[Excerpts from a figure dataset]
⁂

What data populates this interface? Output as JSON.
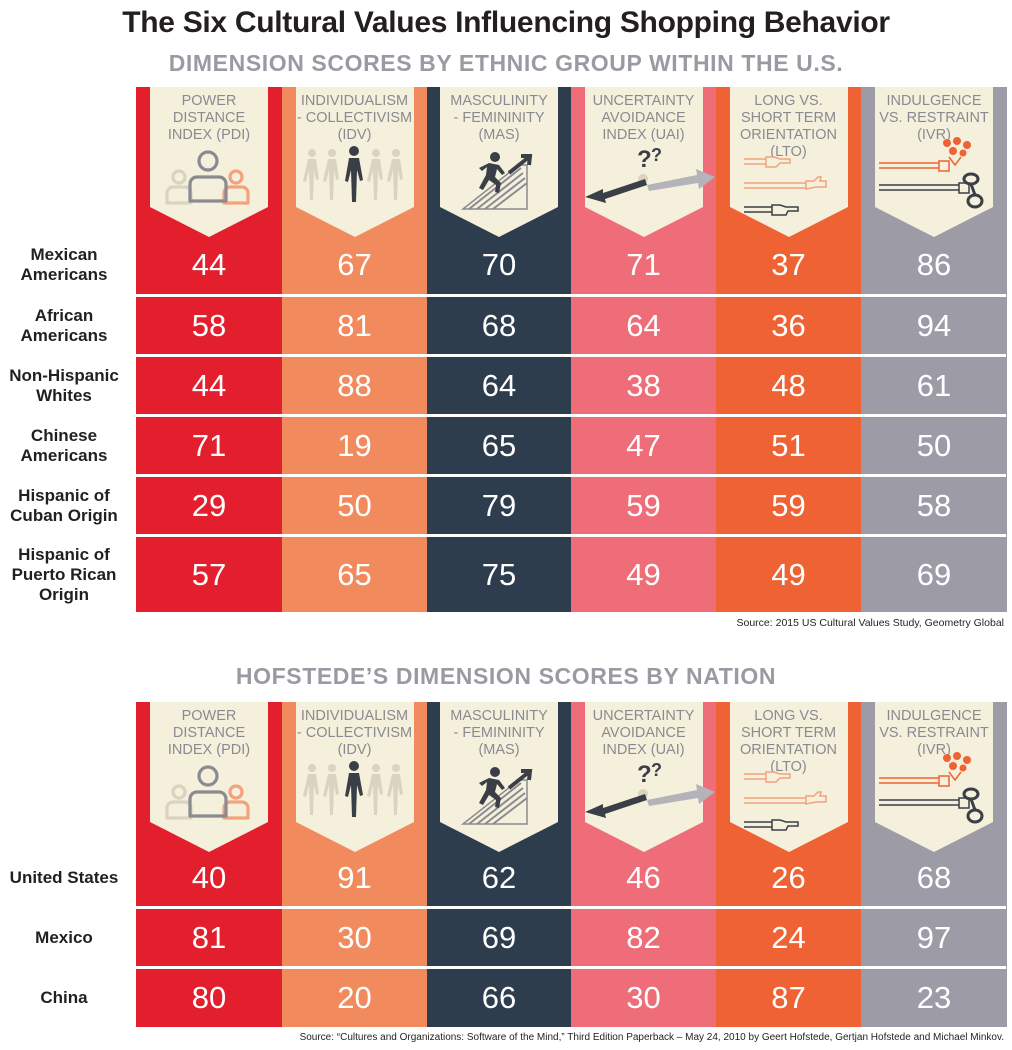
{
  "title": "The Six Cultural Values Influencing Shopping Behavior",
  "colors": {
    "pdi": "#e31e2d",
    "idv": "#f18b5e",
    "mas": "#2e3d4d",
    "uai": "#ef6d79",
    "lto": "#ef6233",
    "ivr": "#9d9ca6",
    "card": "#f5f0dc",
    "card_text": "#8a8a91"
  },
  "dimensions": [
    {
      "key": "pdi",
      "label": "POWER DISTANCE INDEX (PDI)",
      "lines": [
        "POWER",
        "DISTANCE",
        "INDEX (PDI)"
      ],
      "icon": "people-group-icon"
    },
    {
      "key": "idv",
      "label": "INDIVIDUALISM - COLLECTIVISM (IDV)",
      "lines": [
        "INDIVIDUALISM",
        "- COLLECTIVISM",
        "(IDV)"
      ],
      "icon": "walking-crowd-icon"
    },
    {
      "key": "mas",
      "label": "MASCULINITY - FEMININITY (MAS)",
      "lines": [
        "MASCULINITY",
        "- FEMININITY",
        "(MAS)"
      ],
      "icon": "runner-stairs-icon"
    },
    {
      "key": "uai",
      "label": "UNCERTAINTY AVOIDANCE INDEX (UAI)",
      "lines": [
        "UNCERTAINTY",
        "AVOIDANCE",
        "INDEX (UAI)"
      ],
      "icon": "question-arrows-icon"
    },
    {
      "key": "lto",
      "label": "LONG VS. SHORT TERM ORIENTATION (LTO)",
      "lines": [
        "LONG VS.",
        "SHORT TERM",
        "ORIENTATION",
        "(LTO)"
      ],
      "icon": "pointing-hands-icon"
    },
    {
      "key": "ivr",
      "label": "INDULGENCE VS. RESTRAINT (IVR)",
      "lines": [
        "INDULGENCE",
        "VS. RESTRAINT",
        "(IVR)"
      ],
      "icon": "flowers-handcuff-icon"
    }
  ],
  "chart_data": [
    {
      "type": "table",
      "title": "DIMENSION SCORES BY ETHNIC GROUP WITHIN THE U.S.",
      "columns": [
        "POWER DISTANCE INDEX (PDI)",
        "INDIVIDUALISM - COLLECTIVISM (IDV)",
        "MASCULINITY - FEMININITY (MAS)",
        "UNCERTAINTY AVOIDANCE INDEX (UAI)",
        "LONG VS. SHORT TERM ORIENTATION (LTO)",
        "INDULGENCE VS. RESTRAINT (IVR)"
      ],
      "rows": [
        {
          "label": "Mexican Americans",
          "lines": [
            "Mexican",
            "Americans"
          ],
          "values": [
            44,
            67,
            70,
            71,
            37,
            86
          ]
        },
        {
          "label": "African Americans",
          "lines": [
            "African",
            "Americans"
          ],
          "values": [
            58,
            81,
            68,
            64,
            36,
            94
          ]
        },
        {
          "label": "Non-Hispanic Whites",
          "lines": [
            "Non-Hispanic",
            "Whites"
          ],
          "values": [
            44,
            88,
            64,
            38,
            48,
            61
          ]
        },
        {
          "label": "Chinese Americans",
          "lines": [
            "Chinese",
            "Americans"
          ],
          "values": [
            71,
            19,
            65,
            47,
            51,
            50
          ]
        },
        {
          "label": "Hispanic of Cuban Origin",
          "lines": [
            "Hispanic of",
            "Cuban Origin"
          ],
          "values": [
            29,
            50,
            79,
            59,
            59,
            58
          ]
        },
        {
          "label": "Hispanic of Puerto Rican Origin",
          "lines": [
            "Hispanic of",
            "Puerto Rican",
            "Origin"
          ],
          "values": [
            57,
            65,
            75,
            49,
            49,
            69
          ]
        }
      ],
      "source": "Source: 2015 US Cultural Values Study, Geometry Global"
    },
    {
      "type": "table",
      "title": "HOFSTEDE’S DIMENSION SCORES BY NATION",
      "columns": [
        "POWER DISTANCE INDEX (PDI)",
        "INDIVIDUALISM - COLLECTIVISM (IDV)",
        "MASCULINITY - FEMININITY (MAS)",
        "UNCERTAINTY AVOIDANCE INDEX (UAI)",
        "LONG VS. SHORT TERM ORIENTATION (LTO)",
        "INDULGENCE VS. RESTRAINT (IVR)"
      ],
      "rows": [
        {
          "label": "United States",
          "lines": [
            "United States"
          ],
          "values": [
            40,
            91,
            62,
            46,
            26,
            68
          ]
        },
        {
          "label": "Mexico",
          "lines": [
            "Mexico"
          ],
          "values": [
            81,
            30,
            69,
            82,
            24,
            97
          ]
        },
        {
          "label": "China",
          "lines": [
            "China"
          ],
          "values": [
            80,
            20,
            66,
            30,
            87,
            23
          ]
        }
      ],
      "source": "Source: “Cultures and Organizations: Software of the Mind,” Third Edition Paperback – May 24, 2010 by Geert Hofstede, Gertjan Hofstede and Michael Minkov."
    }
  ]
}
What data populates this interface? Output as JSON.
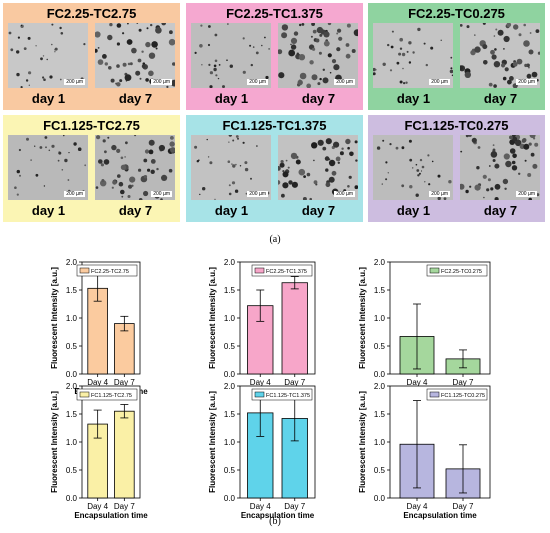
{
  "panel_a": {
    "label": "(a)",
    "scale_bar": "200 µm",
    "cells": [
      {
        "title": "FC2.25-TC2.75",
        "color": "#f9c9a1",
        "day_left": "day 1",
        "day_right": "day 7"
      },
      {
        "title": "FC2.25-TC1.375",
        "color": "#f5a8d0",
        "day_left": "day 1",
        "day_right": "day 7"
      },
      {
        "title": "FC2.25-TC0.275",
        "color": "#8fd3a0",
        "day_left": "day 1",
        "day_right": "day 7"
      },
      {
        "title": "FC1.125-TC2.75",
        "color": "#fbf5b4",
        "day_left": "day 1",
        "day_right": "day 7"
      },
      {
        "title": "FC1.125-TC1.375",
        "color": "#a7e3e7",
        "day_left": "day 1",
        "day_right": "day 7"
      },
      {
        "title": "FC1.125-TC0.275",
        "color": "#cdbde0",
        "day_left": "day 1",
        "day_right": "day 7"
      }
    ]
  },
  "panel_b": {
    "label": "(b)"
  },
  "chart_data": [
    {
      "type": "bar",
      "series_name": "FC2.25-TC2.75",
      "color": "#fbcb9f",
      "categories": [
        "Day 4",
        "Day 7"
      ],
      "values": [
        1.53,
        0.9
      ],
      "errors": [
        0.23,
        0.13
      ],
      "ylabel": "Fluorescent Intensity [a.u.]",
      "xlabel": "Encapsulation time",
      "ylim": [
        0,
        2.0
      ],
      "yticks": [
        "0.0",
        "0.5",
        "1.0",
        "1.5",
        "2.0"
      ],
      "legend": "top-right"
    },
    {
      "type": "bar",
      "series_name": "FC2.25-TC1.375",
      "color": "#f7a6c9",
      "categories": [
        "Day 4",
        "Day 7"
      ],
      "values": [
        1.22,
        1.63
      ],
      "errors": [
        0.28,
        0.11
      ],
      "ylabel": "Fluorescent Intensity [a.u.]",
      "xlabel": "Encapsulation time",
      "ylim": [
        0,
        2.0
      ],
      "yticks": [
        "0.0",
        "0.5",
        "1.0",
        "1.5",
        "2.0"
      ],
      "legend": "top-right"
    },
    {
      "type": "bar",
      "series_name": "FC2.25-TC0.275",
      "color": "#a5d79d",
      "categories": [
        "Day 4",
        "Day 7"
      ],
      "values": [
        0.67,
        0.27
      ],
      "errors": [
        0.58,
        0.16
      ],
      "ylabel": "Fluorescent Intensity [a.u.]",
      "xlabel": "Encapsulation time",
      "ylim": [
        0,
        2.0
      ],
      "yticks": [
        "0.0",
        "0.5",
        "1.0",
        "1.5",
        "2.0"
      ],
      "legend": "top-right"
    },
    {
      "type": "bar",
      "series_name": "FC1.125-TC2.75",
      "color": "#faf0a6",
      "categories": [
        "Day 4",
        "Day 7"
      ],
      "values": [
        1.32,
        1.55
      ],
      "errors": [
        0.25,
        0.12
      ],
      "ylabel": "Fluorescent Intensity [a.u.]",
      "xlabel": "Encapsulation time",
      "ylim": [
        0,
        2.0
      ],
      "yticks": [
        "0.0",
        "0.5",
        "1.0",
        "1.5",
        "2.0"
      ],
      "legend": "top-right"
    },
    {
      "type": "bar",
      "series_name": "FC1.125-TC1.375",
      "color": "#5fd3ea",
      "categories": [
        "Day 4",
        "Day 7"
      ],
      "values": [
        1.52,
        1.42
      ],
      "errors": [
        0.42,
        0.4
      ],
      "ylabel": "Fluorescent Intensity [a.u.]",
      "xlabel": "Encapsulation time",
      "ylim": [
        0,
        2.0
      ],
      "yticks": [
        "0.0",
        "0.5",
        "1.0",
        "1.5",
        "2.0"
      ],
      "legend": "top-right"
    },
    {
      "type": "bar",
      "series_name": "FC1.125-TC0.275",
      "color": "#b7b6df",
      "categories": [
        "Day 4",
        "Day 7"
      ],
      "values": [
        0.96,
        0.52
      ],
      "errors": [
        0.78,
        0.43
      ],
      "ylabel": "Fluorescent Intensity [a.u.]",
      "xlabel": "Encapsulation time",
      "ylim": [
        0,
        2.0
      ],
      "yticks": [
        "0.0",
        "0.5",
        "1.0",
        "1.5",
        "2.0"
      ],
      "legend": "top-right"
    }
  ]
}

⁂

EXERCISE AIM →
Extract each line holding the word "DISTANCE" from the records.

SOLUTION TO THIS TASK →
      "label": "POWER DISTANCE INDEX (PDI)",
        "DISTANCE",
        "POWER DISTANCE INDEX (PDI)",
        "POWER DISTANCE INDEX (PDI)",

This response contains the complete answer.